MATERIAL PROVIDED
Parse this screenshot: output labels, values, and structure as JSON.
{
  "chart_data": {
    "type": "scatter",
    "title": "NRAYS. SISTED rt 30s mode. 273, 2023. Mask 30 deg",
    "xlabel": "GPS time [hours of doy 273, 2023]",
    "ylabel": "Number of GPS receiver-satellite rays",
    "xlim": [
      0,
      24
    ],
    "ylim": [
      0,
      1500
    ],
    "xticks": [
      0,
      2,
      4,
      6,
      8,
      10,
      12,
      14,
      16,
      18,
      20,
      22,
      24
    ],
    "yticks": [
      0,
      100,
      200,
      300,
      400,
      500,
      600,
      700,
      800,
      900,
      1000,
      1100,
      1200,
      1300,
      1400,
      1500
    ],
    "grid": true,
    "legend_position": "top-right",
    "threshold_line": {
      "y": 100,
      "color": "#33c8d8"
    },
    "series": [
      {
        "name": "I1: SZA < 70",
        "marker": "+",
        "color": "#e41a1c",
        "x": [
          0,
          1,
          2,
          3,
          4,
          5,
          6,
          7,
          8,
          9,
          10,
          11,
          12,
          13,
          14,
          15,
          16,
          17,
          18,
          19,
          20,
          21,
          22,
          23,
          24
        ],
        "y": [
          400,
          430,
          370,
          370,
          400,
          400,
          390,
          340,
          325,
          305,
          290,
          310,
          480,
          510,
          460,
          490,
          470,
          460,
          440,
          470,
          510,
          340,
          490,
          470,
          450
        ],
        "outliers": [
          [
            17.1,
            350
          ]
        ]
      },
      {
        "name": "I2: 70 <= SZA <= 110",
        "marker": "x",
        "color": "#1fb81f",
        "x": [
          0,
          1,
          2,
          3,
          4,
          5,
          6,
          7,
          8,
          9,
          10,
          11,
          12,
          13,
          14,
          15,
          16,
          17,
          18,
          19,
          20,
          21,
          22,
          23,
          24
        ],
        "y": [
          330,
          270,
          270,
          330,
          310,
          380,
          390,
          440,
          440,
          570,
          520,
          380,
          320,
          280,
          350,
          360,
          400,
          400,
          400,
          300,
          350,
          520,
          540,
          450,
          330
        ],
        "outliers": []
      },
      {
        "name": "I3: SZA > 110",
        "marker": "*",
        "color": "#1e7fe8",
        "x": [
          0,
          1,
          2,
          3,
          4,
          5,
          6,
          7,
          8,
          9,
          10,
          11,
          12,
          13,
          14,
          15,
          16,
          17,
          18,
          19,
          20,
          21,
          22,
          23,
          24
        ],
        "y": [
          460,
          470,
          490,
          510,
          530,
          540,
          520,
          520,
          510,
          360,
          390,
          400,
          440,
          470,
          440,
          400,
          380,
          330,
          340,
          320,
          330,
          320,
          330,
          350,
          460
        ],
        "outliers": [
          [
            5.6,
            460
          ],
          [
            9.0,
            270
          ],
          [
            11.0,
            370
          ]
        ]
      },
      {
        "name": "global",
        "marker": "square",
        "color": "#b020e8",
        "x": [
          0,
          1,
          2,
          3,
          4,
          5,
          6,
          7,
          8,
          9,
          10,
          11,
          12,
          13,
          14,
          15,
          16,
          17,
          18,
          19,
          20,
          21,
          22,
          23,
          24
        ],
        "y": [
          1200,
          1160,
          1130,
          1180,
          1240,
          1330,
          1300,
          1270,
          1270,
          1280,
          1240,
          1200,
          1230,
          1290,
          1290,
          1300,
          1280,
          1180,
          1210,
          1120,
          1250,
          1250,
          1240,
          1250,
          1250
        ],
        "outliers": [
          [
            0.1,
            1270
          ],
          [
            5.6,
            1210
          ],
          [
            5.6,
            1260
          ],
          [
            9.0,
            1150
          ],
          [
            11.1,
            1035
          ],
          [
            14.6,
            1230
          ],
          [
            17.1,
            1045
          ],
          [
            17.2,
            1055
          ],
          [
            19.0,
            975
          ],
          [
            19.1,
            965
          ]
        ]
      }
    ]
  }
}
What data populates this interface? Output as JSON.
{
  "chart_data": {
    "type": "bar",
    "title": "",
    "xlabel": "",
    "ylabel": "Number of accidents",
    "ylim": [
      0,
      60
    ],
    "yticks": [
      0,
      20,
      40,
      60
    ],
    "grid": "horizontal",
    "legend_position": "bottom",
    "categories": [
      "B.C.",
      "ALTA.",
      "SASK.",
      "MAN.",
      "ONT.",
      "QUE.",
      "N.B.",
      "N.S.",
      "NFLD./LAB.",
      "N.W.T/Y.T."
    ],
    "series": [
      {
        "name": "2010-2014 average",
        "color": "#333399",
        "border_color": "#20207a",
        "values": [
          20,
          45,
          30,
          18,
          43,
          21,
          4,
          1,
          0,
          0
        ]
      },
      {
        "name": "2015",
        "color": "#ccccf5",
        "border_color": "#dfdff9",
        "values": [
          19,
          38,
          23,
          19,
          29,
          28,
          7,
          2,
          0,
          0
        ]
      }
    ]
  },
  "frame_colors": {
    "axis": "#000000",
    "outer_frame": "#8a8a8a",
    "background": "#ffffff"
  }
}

WORK INSTRUCTIONS
Pull every line holding "ylabel" out of the records.

EXPECTED ANSWER
    "ylabel": "Number of GPS receiver-satellite rays",
    "ylabel": "Number of accidents",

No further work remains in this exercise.